WHAT YOU SHOULD DO: Copy out all the lines where "JSON" shows up.

*** LISTED ENTRIES

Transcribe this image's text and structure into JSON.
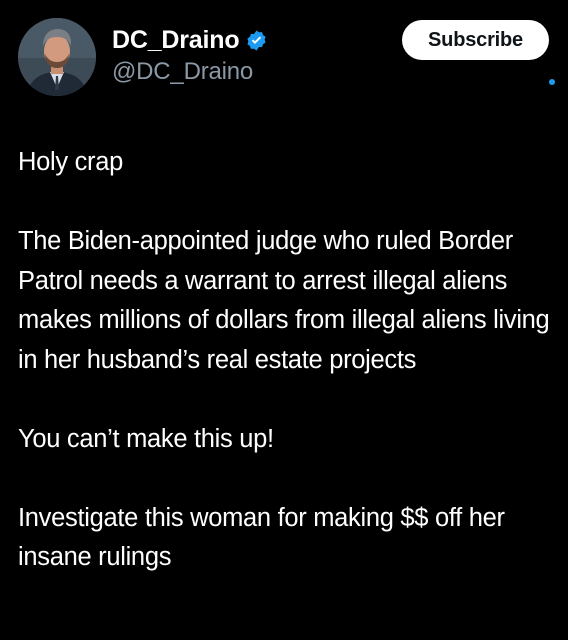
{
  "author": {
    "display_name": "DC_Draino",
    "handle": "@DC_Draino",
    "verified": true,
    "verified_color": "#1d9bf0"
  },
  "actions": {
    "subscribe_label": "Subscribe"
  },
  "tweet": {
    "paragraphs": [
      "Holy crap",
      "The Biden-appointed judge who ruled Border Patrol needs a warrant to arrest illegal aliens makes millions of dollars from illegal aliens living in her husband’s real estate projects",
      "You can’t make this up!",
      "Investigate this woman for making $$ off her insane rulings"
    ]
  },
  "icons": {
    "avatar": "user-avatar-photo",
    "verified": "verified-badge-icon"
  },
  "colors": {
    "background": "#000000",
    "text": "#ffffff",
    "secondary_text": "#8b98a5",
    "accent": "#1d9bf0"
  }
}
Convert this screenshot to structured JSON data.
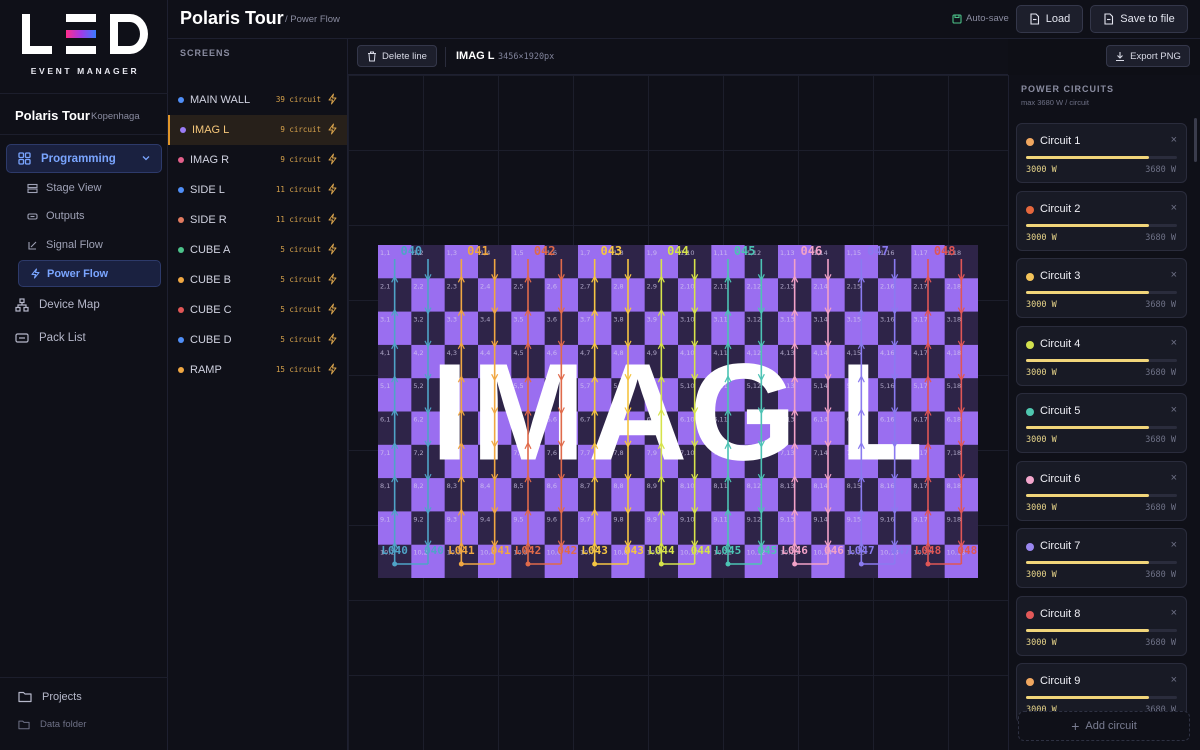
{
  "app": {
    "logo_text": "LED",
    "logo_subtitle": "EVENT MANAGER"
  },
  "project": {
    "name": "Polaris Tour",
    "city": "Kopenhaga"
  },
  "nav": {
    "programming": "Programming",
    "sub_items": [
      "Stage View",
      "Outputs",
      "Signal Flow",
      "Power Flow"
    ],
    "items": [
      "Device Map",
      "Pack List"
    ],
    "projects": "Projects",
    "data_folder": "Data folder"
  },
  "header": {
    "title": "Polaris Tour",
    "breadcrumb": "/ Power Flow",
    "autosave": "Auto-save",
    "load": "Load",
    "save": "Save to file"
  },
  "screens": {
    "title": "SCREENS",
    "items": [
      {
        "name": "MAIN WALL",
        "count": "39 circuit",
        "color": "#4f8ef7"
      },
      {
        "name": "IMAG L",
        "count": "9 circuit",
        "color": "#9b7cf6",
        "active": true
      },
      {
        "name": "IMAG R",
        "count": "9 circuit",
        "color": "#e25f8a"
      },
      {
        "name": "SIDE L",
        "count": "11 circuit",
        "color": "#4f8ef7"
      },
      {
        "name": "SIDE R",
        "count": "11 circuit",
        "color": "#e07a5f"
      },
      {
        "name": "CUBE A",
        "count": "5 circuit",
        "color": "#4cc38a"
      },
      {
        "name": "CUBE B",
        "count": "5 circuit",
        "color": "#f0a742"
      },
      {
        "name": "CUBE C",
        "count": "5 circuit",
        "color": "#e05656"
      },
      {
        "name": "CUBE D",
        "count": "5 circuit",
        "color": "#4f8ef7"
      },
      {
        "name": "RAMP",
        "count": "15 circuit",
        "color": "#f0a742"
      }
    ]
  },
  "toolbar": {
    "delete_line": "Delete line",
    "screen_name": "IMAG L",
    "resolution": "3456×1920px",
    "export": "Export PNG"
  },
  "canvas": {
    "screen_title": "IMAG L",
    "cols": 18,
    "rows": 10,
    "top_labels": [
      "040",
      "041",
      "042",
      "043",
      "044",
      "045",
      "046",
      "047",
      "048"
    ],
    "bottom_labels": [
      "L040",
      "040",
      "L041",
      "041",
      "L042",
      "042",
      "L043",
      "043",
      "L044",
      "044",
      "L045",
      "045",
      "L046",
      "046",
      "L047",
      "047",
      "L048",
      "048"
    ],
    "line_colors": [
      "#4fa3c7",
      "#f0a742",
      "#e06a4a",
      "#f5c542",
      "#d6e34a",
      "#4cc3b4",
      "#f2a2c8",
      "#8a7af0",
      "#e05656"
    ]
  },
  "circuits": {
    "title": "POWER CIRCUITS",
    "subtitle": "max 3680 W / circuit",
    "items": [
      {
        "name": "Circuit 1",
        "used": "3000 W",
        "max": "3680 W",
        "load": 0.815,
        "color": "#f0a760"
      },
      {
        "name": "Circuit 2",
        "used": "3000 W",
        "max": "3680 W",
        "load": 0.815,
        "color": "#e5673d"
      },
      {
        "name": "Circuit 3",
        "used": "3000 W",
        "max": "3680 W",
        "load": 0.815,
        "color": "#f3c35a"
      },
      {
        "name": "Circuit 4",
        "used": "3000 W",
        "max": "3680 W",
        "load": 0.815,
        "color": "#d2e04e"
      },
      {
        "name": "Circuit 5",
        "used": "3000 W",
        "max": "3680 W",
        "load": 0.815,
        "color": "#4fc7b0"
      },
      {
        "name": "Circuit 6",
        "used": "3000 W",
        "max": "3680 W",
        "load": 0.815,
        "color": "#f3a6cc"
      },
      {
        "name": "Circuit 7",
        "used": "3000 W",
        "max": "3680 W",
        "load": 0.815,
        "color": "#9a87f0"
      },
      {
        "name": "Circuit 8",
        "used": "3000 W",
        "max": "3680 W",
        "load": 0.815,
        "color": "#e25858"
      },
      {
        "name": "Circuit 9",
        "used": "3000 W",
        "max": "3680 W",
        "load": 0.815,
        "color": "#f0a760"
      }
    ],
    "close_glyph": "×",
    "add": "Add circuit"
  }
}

******
*** LISTED ENTRIES

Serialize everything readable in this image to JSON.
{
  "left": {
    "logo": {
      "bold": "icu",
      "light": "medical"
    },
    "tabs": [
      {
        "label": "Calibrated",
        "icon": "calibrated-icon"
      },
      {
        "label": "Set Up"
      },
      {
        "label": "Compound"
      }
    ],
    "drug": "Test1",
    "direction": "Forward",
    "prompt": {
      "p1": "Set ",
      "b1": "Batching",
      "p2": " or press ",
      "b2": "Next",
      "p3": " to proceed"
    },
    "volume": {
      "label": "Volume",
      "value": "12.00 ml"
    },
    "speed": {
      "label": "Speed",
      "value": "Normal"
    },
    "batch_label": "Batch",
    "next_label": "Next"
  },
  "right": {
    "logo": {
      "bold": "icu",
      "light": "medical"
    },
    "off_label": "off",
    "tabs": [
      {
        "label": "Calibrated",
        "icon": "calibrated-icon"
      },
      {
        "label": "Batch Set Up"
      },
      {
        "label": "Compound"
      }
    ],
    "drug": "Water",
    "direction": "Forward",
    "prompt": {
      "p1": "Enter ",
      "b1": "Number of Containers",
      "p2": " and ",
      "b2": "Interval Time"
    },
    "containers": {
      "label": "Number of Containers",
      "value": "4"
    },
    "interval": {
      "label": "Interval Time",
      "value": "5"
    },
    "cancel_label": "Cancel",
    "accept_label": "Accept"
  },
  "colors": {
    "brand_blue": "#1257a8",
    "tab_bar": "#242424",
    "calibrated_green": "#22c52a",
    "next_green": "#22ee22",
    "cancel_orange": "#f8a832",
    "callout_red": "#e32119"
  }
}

******

WRITTEN ANSWER:
Transcribe this image's text and structure into JSON.
Convert this screenshot to structured JSON data.
Serialize everything readable in this image to JSON.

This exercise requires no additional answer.